Materials provided:
Begin
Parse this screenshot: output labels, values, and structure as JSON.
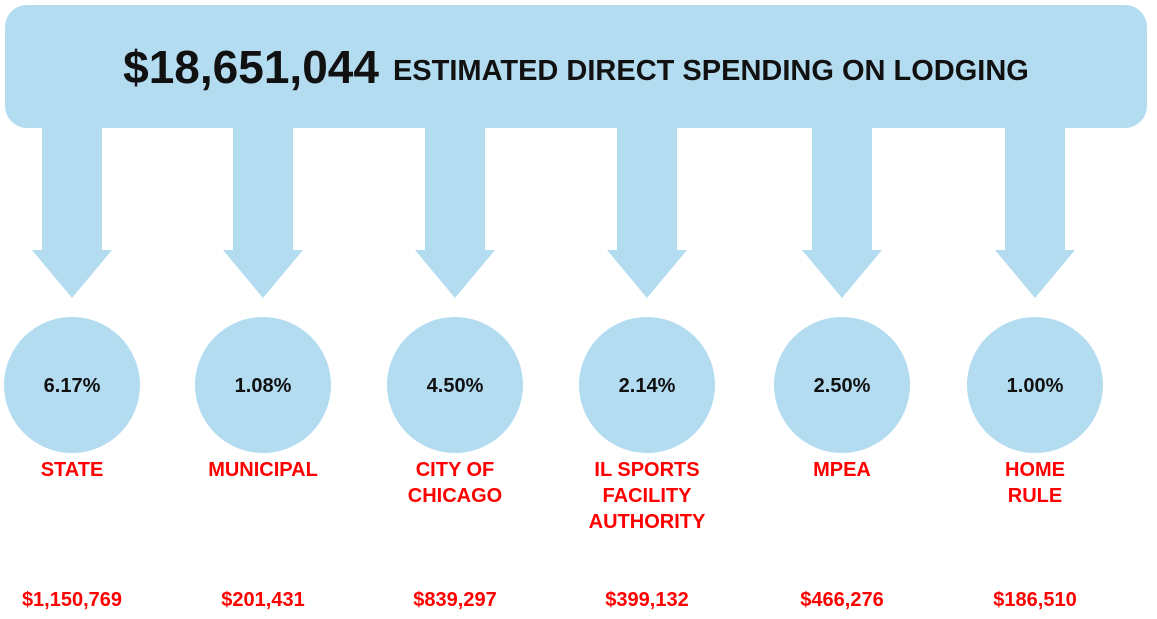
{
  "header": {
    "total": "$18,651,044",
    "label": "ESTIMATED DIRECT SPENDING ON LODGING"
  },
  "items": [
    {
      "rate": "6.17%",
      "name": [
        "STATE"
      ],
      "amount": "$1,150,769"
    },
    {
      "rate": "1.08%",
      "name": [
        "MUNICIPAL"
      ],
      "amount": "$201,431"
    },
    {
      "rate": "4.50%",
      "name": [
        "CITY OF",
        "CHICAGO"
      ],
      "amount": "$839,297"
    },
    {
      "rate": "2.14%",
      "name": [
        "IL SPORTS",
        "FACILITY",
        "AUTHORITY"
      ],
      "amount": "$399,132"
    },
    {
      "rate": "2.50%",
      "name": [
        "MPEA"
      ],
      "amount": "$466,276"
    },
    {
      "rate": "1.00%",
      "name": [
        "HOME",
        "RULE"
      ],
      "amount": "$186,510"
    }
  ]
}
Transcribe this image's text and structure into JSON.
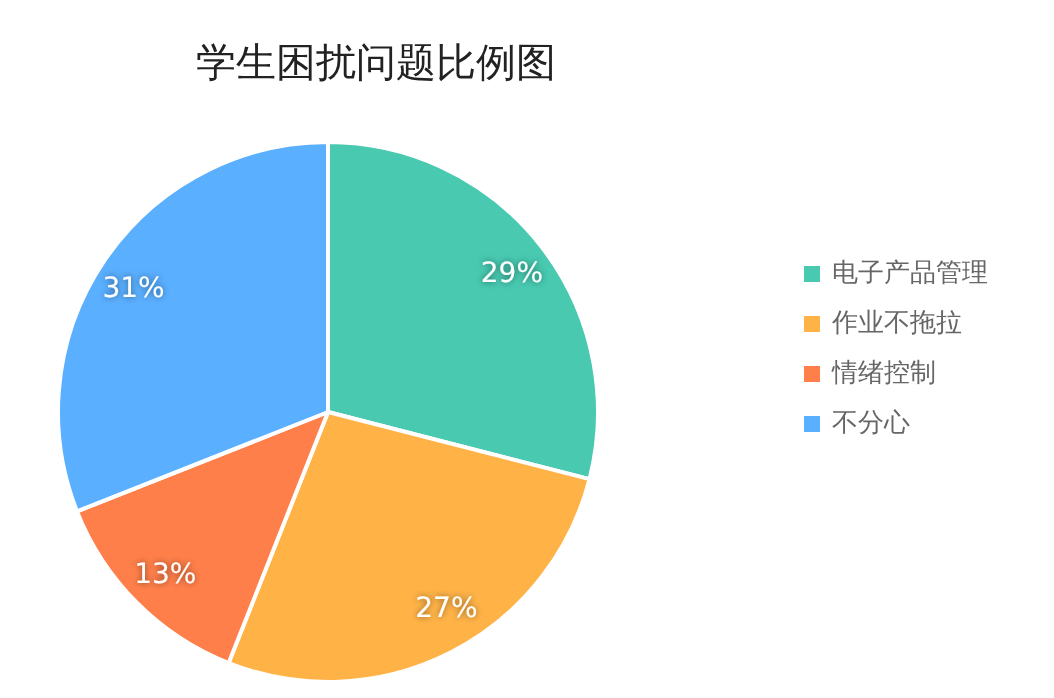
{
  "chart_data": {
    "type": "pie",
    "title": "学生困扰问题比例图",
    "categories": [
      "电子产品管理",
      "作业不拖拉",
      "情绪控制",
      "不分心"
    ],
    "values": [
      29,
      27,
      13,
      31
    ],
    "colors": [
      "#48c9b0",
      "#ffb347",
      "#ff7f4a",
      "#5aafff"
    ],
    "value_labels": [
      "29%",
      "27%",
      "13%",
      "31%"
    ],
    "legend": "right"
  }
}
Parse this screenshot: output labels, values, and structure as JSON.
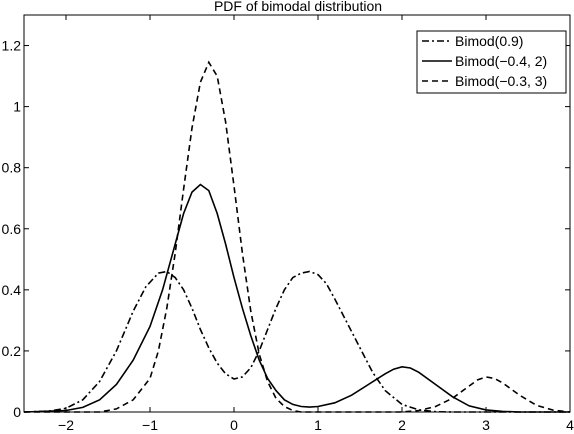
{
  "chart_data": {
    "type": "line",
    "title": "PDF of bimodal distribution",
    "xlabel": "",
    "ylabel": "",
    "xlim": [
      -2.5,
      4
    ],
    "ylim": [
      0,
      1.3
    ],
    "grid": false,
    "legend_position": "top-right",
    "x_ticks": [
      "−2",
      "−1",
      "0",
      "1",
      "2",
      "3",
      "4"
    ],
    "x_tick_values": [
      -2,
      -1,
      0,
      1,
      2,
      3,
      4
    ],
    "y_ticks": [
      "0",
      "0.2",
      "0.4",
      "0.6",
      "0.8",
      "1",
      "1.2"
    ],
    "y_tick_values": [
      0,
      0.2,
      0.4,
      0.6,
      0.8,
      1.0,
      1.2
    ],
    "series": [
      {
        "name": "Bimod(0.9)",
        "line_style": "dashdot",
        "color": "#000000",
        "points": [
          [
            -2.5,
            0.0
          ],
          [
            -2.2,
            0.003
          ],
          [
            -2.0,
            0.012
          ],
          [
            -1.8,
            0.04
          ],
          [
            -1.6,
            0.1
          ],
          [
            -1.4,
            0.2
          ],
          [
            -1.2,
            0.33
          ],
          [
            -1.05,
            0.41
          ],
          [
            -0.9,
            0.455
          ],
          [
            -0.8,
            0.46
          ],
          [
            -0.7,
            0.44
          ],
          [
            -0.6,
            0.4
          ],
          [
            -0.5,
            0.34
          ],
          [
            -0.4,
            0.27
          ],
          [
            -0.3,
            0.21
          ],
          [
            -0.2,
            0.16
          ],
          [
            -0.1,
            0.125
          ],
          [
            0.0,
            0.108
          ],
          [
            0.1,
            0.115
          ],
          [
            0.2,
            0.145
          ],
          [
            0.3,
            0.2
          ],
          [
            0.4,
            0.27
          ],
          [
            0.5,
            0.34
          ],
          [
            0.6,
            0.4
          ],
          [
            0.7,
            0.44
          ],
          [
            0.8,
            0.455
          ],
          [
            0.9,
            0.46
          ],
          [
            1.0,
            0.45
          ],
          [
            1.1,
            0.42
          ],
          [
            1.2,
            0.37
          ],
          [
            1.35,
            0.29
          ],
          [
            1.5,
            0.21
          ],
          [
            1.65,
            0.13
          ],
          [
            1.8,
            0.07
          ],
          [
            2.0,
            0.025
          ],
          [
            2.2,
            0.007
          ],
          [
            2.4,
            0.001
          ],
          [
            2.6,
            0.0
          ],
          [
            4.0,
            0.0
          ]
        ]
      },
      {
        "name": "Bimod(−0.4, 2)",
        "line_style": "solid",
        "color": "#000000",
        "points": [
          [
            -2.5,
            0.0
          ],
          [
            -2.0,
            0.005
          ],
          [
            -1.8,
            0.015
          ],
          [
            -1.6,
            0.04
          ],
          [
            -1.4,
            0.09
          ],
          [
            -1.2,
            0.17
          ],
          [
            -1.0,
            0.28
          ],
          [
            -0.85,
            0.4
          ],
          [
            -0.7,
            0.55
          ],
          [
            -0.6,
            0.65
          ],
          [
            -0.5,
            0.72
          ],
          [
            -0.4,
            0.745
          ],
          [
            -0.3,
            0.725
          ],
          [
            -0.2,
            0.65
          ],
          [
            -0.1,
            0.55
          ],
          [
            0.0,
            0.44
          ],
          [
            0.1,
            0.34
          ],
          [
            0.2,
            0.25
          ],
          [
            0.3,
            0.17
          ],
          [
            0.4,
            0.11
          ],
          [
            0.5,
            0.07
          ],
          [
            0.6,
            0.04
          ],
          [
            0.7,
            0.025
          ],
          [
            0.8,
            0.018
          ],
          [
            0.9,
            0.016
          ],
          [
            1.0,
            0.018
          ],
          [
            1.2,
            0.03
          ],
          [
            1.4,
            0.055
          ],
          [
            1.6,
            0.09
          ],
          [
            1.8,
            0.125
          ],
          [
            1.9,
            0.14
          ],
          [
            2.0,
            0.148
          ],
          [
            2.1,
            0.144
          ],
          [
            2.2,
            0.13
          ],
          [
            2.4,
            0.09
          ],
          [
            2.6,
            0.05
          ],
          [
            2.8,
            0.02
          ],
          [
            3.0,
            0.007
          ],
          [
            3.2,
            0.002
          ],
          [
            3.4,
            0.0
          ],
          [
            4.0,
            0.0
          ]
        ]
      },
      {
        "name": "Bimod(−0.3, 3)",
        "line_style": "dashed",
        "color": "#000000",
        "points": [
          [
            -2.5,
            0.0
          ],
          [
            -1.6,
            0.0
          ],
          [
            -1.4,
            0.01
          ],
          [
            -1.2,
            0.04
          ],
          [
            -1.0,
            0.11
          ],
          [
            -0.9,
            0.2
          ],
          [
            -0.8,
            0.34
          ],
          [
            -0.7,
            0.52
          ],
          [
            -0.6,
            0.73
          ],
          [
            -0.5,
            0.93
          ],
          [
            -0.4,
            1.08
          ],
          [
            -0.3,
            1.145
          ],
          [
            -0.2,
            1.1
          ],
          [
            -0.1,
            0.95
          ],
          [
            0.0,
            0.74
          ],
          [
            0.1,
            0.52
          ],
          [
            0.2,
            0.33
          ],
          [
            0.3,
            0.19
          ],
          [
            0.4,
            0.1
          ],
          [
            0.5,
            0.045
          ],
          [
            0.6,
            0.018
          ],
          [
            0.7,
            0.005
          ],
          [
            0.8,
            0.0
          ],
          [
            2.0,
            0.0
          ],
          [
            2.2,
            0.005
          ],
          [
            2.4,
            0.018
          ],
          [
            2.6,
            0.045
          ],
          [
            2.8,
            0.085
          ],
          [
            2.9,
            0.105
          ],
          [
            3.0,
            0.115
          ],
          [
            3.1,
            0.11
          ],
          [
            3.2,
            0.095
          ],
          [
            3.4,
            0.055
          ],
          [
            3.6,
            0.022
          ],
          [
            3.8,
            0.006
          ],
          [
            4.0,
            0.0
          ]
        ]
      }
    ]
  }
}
End
Begin
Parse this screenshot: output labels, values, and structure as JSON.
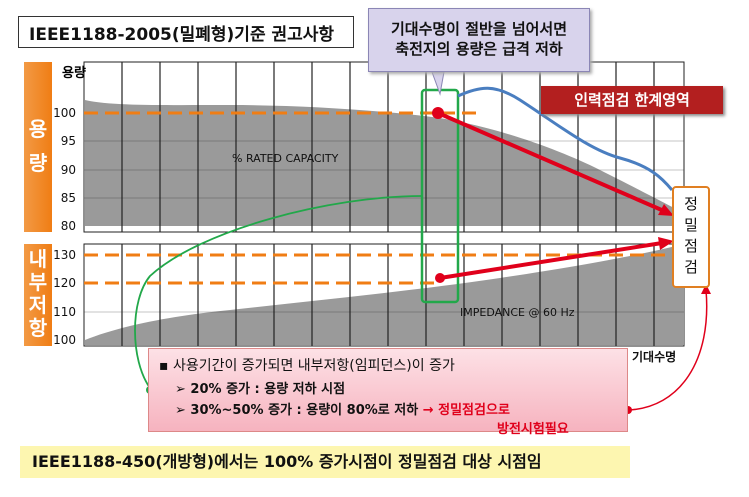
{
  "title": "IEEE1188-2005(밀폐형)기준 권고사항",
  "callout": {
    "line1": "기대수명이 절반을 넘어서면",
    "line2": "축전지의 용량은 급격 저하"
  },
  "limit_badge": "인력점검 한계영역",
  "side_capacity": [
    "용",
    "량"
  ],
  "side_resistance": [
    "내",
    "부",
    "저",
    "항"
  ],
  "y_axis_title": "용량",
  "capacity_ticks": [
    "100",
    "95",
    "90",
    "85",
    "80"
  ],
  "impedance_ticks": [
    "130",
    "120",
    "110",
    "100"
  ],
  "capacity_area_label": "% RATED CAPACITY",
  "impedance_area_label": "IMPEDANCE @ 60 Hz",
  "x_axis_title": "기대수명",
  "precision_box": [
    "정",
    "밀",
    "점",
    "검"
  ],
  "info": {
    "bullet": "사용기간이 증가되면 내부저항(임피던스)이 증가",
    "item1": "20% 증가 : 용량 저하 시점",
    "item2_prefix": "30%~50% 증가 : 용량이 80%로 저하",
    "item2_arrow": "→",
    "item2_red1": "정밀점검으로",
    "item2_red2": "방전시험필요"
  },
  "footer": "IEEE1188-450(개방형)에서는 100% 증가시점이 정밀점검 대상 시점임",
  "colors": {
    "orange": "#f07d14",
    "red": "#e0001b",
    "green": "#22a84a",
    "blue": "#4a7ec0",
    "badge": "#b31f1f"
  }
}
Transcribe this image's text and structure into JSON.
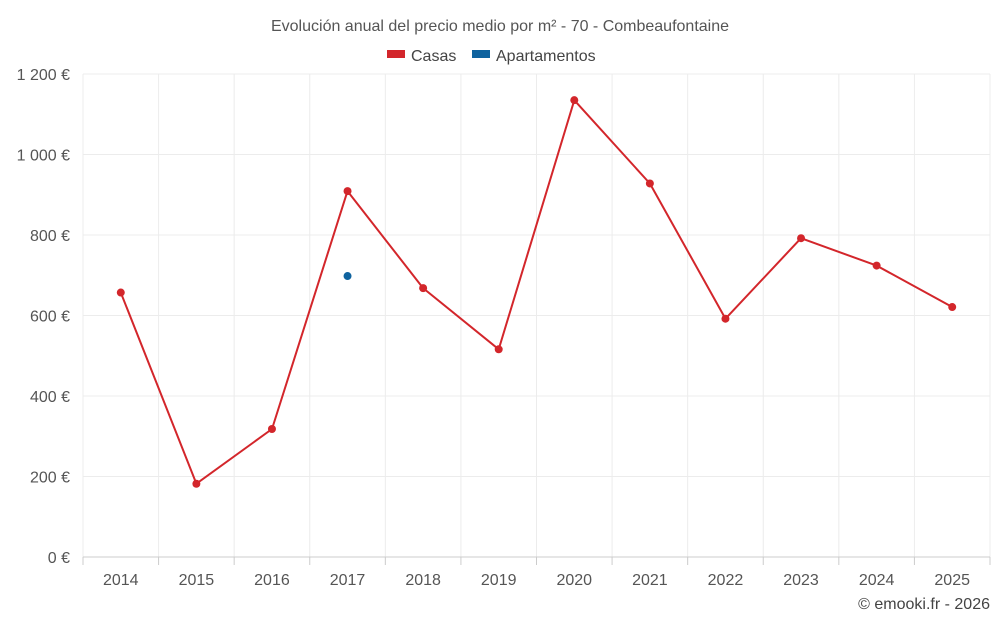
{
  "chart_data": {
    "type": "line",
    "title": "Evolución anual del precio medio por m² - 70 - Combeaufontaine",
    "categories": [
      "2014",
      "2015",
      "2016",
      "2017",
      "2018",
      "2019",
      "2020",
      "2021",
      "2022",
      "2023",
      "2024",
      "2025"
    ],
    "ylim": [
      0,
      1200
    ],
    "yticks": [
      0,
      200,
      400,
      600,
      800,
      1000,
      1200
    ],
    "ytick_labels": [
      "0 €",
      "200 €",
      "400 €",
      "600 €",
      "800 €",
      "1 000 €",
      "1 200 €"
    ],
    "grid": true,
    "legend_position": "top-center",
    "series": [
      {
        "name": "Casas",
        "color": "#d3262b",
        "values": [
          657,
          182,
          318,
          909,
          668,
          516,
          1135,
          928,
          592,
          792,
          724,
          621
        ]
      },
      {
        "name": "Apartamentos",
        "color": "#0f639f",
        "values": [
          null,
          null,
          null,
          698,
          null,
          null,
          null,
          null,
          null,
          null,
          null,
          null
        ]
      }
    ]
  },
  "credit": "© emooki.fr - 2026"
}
End
Begin
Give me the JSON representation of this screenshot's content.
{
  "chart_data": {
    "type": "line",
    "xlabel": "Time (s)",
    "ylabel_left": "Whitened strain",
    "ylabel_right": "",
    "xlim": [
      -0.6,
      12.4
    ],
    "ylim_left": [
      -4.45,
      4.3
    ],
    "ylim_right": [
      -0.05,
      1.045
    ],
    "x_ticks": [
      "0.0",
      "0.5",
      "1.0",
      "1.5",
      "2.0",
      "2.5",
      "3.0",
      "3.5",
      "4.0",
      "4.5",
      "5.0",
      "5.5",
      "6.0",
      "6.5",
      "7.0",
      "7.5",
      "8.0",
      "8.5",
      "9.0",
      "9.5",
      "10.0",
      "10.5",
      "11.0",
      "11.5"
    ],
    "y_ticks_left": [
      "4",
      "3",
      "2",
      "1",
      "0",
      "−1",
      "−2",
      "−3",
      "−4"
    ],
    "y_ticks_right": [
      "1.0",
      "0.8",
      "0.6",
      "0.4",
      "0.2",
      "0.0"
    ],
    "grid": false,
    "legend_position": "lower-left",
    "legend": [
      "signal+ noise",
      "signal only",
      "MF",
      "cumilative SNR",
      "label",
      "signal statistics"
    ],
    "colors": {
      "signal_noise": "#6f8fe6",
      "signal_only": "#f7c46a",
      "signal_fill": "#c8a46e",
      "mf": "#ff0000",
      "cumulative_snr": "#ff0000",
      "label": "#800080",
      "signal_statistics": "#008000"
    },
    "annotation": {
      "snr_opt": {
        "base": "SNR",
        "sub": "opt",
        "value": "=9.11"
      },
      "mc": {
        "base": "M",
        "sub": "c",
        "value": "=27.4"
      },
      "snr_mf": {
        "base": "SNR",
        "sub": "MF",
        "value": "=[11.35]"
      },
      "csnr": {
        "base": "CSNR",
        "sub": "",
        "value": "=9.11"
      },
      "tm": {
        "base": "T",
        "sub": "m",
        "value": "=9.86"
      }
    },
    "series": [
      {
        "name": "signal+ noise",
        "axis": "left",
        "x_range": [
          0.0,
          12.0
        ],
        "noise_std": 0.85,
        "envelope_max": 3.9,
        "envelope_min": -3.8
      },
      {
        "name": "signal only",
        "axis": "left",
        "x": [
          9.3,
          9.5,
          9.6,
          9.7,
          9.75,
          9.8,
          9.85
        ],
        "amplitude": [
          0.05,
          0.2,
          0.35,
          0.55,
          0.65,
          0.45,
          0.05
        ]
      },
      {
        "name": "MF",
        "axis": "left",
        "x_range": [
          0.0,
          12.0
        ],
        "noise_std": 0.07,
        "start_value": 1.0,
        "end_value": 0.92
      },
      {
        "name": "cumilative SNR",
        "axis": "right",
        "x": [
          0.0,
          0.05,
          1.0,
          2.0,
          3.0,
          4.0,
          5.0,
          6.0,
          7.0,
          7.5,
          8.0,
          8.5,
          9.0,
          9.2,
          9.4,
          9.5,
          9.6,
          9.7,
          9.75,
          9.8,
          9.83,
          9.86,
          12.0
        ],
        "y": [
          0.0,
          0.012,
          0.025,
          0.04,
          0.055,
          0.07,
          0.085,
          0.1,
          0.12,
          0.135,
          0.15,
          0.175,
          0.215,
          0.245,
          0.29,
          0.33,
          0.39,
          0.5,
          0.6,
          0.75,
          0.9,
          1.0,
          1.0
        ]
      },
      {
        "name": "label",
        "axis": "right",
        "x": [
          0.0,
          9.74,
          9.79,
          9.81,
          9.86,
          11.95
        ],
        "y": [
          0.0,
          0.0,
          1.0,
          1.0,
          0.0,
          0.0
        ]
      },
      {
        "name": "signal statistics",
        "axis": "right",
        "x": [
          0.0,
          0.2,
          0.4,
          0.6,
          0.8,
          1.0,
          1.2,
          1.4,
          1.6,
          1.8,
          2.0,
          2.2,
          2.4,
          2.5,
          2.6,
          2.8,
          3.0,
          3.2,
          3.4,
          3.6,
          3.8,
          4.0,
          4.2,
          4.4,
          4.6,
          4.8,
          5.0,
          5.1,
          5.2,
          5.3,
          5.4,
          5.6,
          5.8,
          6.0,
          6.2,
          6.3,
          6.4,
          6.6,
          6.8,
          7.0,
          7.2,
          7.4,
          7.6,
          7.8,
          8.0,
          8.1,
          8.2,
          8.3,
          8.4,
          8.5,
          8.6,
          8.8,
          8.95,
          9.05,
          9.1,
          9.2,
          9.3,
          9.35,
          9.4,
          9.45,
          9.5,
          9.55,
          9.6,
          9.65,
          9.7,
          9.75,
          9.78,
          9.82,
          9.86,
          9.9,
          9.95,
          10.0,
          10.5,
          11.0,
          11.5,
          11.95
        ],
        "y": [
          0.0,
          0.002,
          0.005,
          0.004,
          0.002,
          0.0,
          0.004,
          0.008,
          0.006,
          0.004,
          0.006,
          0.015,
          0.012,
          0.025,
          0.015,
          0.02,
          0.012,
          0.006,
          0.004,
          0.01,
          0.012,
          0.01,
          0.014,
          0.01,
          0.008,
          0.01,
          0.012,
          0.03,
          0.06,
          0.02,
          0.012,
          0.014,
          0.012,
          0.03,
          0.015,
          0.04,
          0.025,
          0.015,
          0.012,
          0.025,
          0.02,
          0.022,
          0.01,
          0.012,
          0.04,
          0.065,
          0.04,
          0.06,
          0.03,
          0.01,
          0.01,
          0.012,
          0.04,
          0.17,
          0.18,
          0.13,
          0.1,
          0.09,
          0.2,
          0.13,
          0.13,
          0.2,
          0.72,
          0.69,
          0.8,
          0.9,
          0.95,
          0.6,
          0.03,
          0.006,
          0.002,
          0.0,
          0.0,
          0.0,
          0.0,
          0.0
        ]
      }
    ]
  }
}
End
Objective: Identify which lines contain the word "base" and copy each one.

Output below:
        "base": "SNR",
        "base": "M",
        "base": "SNR",
        "base": "CSNR",
        "base": "T",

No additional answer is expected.